#### Exercise goal:
Every entry in the listing below is to be output unchanged.

#### Provided data:
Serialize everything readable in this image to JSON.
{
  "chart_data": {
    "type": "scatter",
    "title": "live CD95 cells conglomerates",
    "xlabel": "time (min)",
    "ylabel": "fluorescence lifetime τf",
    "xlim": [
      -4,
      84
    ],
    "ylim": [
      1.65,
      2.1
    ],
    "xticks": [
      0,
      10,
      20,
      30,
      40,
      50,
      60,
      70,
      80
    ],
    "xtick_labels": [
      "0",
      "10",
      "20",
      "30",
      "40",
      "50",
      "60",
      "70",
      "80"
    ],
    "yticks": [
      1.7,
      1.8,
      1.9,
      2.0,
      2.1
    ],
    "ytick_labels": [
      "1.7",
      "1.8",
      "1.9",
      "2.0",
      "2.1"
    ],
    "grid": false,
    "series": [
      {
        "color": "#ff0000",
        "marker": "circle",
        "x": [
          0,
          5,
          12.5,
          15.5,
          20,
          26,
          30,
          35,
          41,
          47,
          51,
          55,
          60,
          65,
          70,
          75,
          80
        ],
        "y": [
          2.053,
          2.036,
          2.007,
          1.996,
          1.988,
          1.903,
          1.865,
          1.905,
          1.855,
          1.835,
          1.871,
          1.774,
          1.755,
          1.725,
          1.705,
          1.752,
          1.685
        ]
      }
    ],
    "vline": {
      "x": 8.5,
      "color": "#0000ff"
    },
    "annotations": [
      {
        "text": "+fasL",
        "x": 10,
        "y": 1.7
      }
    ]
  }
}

#### Answer section:
Serialize everything readable in this image to JSON.
{
  "chart_data": {
    "type": "scatter",
    "title": "live CD95 cells conglomerates",
    "xlabel": "time (min)",
    "ylabel": "fluorescence lifetime τf",
    "xlim": [
      -4,
      84
    ],
    "ylim": [
      1.65,
      2.1
    ],
    "xticks": [
      0,
      10,
      20,
      30,
      40,
      50,
      60,
      70,
      80
    ],
    "xtick_labels": [
      "0",
      "10",
      "20",
      "30",
      "40",
      "50",
      "60",
      "70",
      "80"
    ],
    "yticks": [
      1.7,
      1.8,
      1.9,
      2.0,
      2.1
    ],
    "ytick_labels": [
      "1.7",
      "1.8",
      "1.9",
      "2.0",
      "2.1"
    ],
    "grid": false,
    "series": [
      {
        "color": "#ff0000",
        "marker": "circle",
        "x": [
          0,
          5,
          12.5,
          15.5,
          20,
          26,
          30,
          35,
          41,
          47,
          51,
          55,
          60,
          65,
          70,
          75,
          80
        ],
        "y": [
          2.053,
          2.036,
          2.007,
          1.996,
          1.988,
          1.903,
          1.865,
          1.905,
          1.855,
          1.835,
          1.871,
          1.774,
          1.755,
          1.725,
          1.705,
          1.752,
          1.685
        ]
      }
    ],
    "vline": {
      "x": 8.5,
      "color": "#0000ff"
    },
    "annotations": [
      {
        "text": "+fasL",
        "x": 10,
        "y": 1.7
      }
    ]
  }
}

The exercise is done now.